* [Records from a data collection]:
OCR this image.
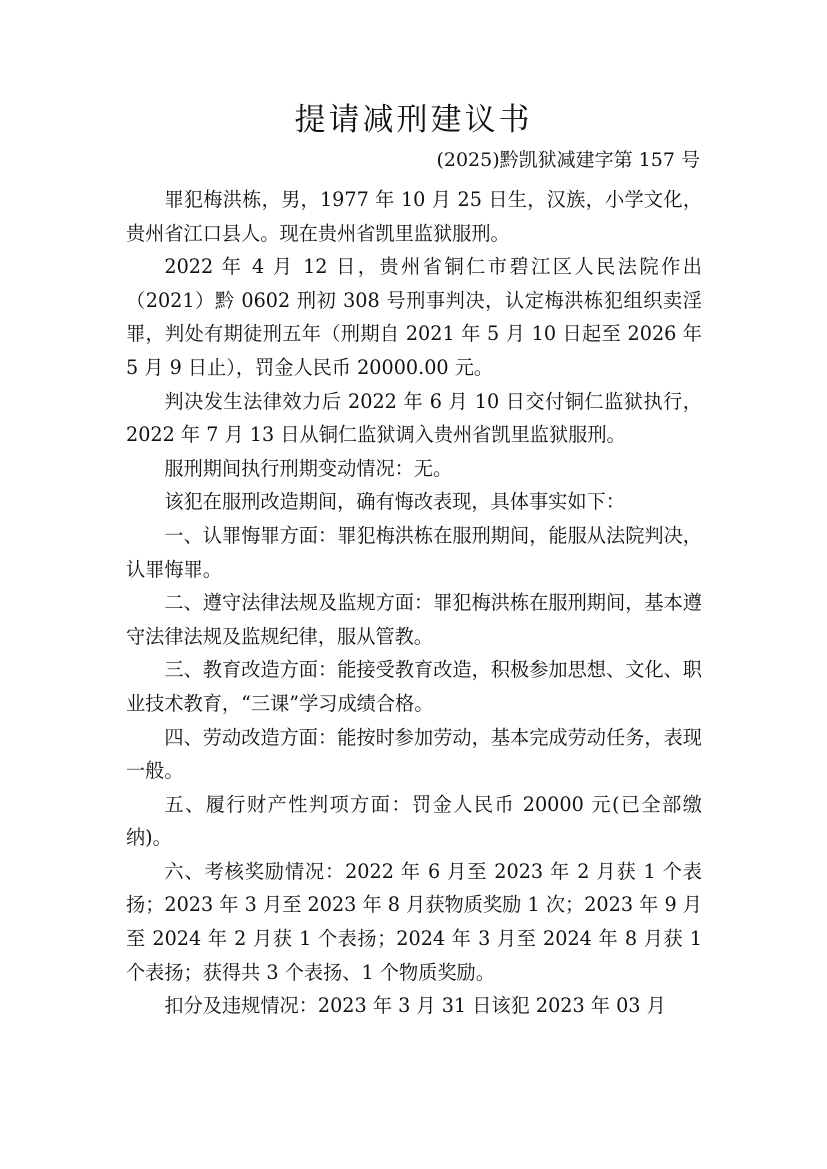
提请减刑建议书
(2025)黔凯狱减建字第 157 号

罪犯梅洪栋，男，1977 年 10 月 25 日生，汉族，小学文化，贵州省江口县人。现在贵州省凯里监狱服刑。

2022 年 4 月 12 日，贵州省铜仁市碧江区人民法院作出（2021）黔 0602 刑初 308 号刑事判决，认定梅洪栋犯组织卖淫罪，判处有期徒刑五年（刑期自 2021 年 5 月 10 日起至 2026 年 5 月 9 日止），罚金人民币 20000.00 元。

判决发生法律效力后 2022 年 6 月 10 日交付铜仁监狱执行，2022 年 7 月 13 日从铜仁监狱调入贵州省凯里监狱服刑。

服刑期间执行刑期变动情况：无。

该犯在服刑改造期间，确有悔改表现，具体事实如下：

一、认罪悔罪方面：罪犯梅洪栋在服刑期间，能服从法院判决，认罪悔罪。

二、遵守法律法规及监规方面：罪犯梅洪栋在服刑期间，基本遵守法律法规及监规纪律，服从管教。

三、教育改造方面：能接受教育改造，积极参加思想、文化、职业技术教育，“三课”学习成绩合格。

四、劳动改造方面：能按时参加劳动，基本完成劳动任务，表现一般。

五、履行财产性判项方面：罚金人民币 20000 元(已全部缴纳)。

六、考核奖励情况：2022 年 6 月至 2023 年 2 月获 1 个表扬；2023 年 3 月至 2023 年 8 月获物质奖励 1 次；2023 年 9 月至 2024 年 2 月获 1 个表扬；2024 年 3 月至 2024 年 8 月获 1 个表扬；获得共 3 个表扬、1 个物质奖励。

扣分及违规情况：2023 年 3 月 31 日该犯 2023 年 03 月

* [Exercise]: Track down every line holding the string "罚金人民币" and copy it.

* [The output]:
2022 年 4 月 12 日，贵州省铜仁市碧江区人民法院作出（2021）黔 0602 刑初 308 号刑事判决，认定梅洪栋犯组织卖淫罪，判处有期徒刑五年（刑期自 2021 年 5 月 10 日起至 2026 年 5 月 9 日止），罚金人民币 20000.00 元。
五、履行财产性判项方面：罚金人民币 20000 元(已全部缴纳)。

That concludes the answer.